Present the following entries again, word for word and in full.
# MATERIAL start
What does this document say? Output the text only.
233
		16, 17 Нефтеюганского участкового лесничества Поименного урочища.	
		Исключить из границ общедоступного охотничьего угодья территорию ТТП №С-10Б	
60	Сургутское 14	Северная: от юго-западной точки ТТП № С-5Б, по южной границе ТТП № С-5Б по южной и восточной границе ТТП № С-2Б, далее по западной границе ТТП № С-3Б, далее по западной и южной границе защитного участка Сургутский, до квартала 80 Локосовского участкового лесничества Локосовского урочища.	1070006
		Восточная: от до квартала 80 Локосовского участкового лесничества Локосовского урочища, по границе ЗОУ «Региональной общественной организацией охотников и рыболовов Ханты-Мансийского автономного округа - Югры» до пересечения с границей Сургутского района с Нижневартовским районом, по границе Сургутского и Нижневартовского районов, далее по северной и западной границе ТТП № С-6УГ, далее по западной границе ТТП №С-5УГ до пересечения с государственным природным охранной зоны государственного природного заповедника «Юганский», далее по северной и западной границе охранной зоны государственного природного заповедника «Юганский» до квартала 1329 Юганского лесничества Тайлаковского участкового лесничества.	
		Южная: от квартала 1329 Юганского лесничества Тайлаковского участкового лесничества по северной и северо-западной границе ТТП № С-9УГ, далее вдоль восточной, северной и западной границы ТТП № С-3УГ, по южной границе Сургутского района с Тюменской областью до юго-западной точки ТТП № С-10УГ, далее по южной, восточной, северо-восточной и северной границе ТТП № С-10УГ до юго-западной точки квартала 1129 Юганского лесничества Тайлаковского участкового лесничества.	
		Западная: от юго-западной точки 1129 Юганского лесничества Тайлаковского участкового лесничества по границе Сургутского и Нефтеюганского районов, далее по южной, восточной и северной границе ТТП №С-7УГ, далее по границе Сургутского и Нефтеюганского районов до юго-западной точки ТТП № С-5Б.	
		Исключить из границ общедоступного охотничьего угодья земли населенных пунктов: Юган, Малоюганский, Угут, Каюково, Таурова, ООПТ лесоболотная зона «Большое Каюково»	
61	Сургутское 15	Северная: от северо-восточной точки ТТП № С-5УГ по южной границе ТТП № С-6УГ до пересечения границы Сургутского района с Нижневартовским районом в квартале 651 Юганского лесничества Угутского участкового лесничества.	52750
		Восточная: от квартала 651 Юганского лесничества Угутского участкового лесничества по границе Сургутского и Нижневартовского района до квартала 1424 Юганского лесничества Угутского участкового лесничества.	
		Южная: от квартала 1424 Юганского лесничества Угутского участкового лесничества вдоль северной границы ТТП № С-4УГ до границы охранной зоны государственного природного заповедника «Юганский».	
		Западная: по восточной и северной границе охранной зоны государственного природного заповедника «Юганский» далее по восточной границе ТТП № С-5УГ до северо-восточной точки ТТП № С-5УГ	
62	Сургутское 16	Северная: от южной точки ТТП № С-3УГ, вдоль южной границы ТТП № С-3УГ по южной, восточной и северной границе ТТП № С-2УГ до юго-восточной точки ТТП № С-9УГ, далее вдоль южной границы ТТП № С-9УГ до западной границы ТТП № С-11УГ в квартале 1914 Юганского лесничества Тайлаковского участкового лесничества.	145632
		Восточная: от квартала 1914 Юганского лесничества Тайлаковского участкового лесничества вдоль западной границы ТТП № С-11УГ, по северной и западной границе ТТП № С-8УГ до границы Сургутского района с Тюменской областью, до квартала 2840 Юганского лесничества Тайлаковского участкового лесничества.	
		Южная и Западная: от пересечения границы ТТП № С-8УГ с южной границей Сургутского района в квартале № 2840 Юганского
# MATERIAL end
# COMPLETE RESPONSE:
What does this document say? Output the text only.
233
		16, 17 Нефтеюганского участкового лесничества Поименного урочища.	
		Исключить из границ общедоступного охотничьего угодья территорию ТТП №С-10Б	
60	Сургутское 14	Северная: от юго-западной точки ТТП № С-5Б, по южной границе ТТП № С-5Б по южной и восточной границе ТТП № С-2Б, далее по западной границе ТТП № С-3Б, далее по западной и южной границе защитного участка Сургутский, до квартала 80 Локосовского участкового лесничества Локосовского урочища.	1070006
		Восточная: от до квартала 80 Локосовского участкового лесничества Локосовского урочища, по границе ЗОУ «Региональной общественной организацией охотников и рыболовов Ханты-Мансийского автономного округа - Югры» до пересечения с границей Сургутского района с Нижневартовским районом, по границе Сургутского и Нижневартовского районов, далее по северной и западной границе ТТП № С-6УГ, далее по западной границе ТТП №С-5УГ до пересечения с государственным природным охранной зоны государственного природного заповедника «Юганский», далее по северной и западной границе охранной зоны государственного природного заповедника «Юганский» до квартала 1329 Юганского лесничества Тайлаковского участкового лесничества.	
		Южная: от квартала 1329 Юганского лесничества Тайлаковского участкового лесничества по северной и северо-западной границе ТТП № С-9УГ, далее вдоль восточной, северной и западной границы ТТП № С-3УГ, по южной границе Сургутского района с Тюменской областью до юго-западной точки ТТП № С-10УГ, далее по южной, восточной, северо-восточной и северной границе ТТП № С-10УГ до юго-западной точки квартала 1129 Юганского лесничества Тайлаковского участкового лесничества.	
		Западная: от юго-западной точки 1129 Юганского лесничества Тайлаковского участкового лесничества по границе Сургутского и Нефтеюганского районов, далее по южной, восточной и северной границе ТТП №С-7УГ, далее по границе Сургутского и Нефтеюганского районов до юго-западной точки ТТП № С-5Б.	
		Исключить из границ общедоступного охотничьего угодья земли населенных пунктов: Юган, Малоюганский, Угут, Каюково, Таурова, ООПТ лесоболотная зона «Большое Каюково»	
61	Сургутское 15	Северная: от северо-восточной точки ТТП № С-5УГ по южной границе ТТП № С-6УГ до пересечения границы Сургутского района с Нижневартовским районом в квартале 651 Юганского лесничества Угутского участкового лесничества.	52750
		Восточная: от квартала 651 Юганского лесничества Угутского участкового лесничества по границе Сургутского и Нижневартовского района до квартала 1424 Юганского лесничества Угутского участкового лесничества.	
		Южная: от квартала 1424 Юганского лесничества Угутского участкового лесничества вдоль северной границы ТТП № С-4УГ до границы охранной зоны государственного природного заповедника «Юганский».	
		Западная: по восточной и северной границе охранной зоны государственного природного заповедника «Юганский» далее по восточной границе ТТП № С-5УГ до северо-восточной точки ТТП № С-5УГ	
62	Сургутское 16	Северная: от южной точки ТТП № С-3УГ, вдоль южной границы ТТП № С-3УГ по южной, восточной и северной границе ТТП № С-2УГ до юго-восточной точки ТТП № С-9УГ, далее вдоль южной границы ТТП № С-9УГ до западной границы ТТП № С-11УГ в квартале 1914 Юганского лесничества Тайлаковского участкового лесничества.	145632
		Восточная: от квартала 1914 Юганского лесничества Тайлаковского участкового лесничества вдоль западной границы ТТП № С-11УГ, по северной и западной границе ТТП № С-8УГ до границы Сургутского района с Тюменской областью, до квартала 2840 Юганского лесничества Тайлаковского участкового лесничества.	
		Южная и Западная: от пересечения границы ТТП № С-8УГ с южной границей Сургутского района в квартале № 2840 Юганского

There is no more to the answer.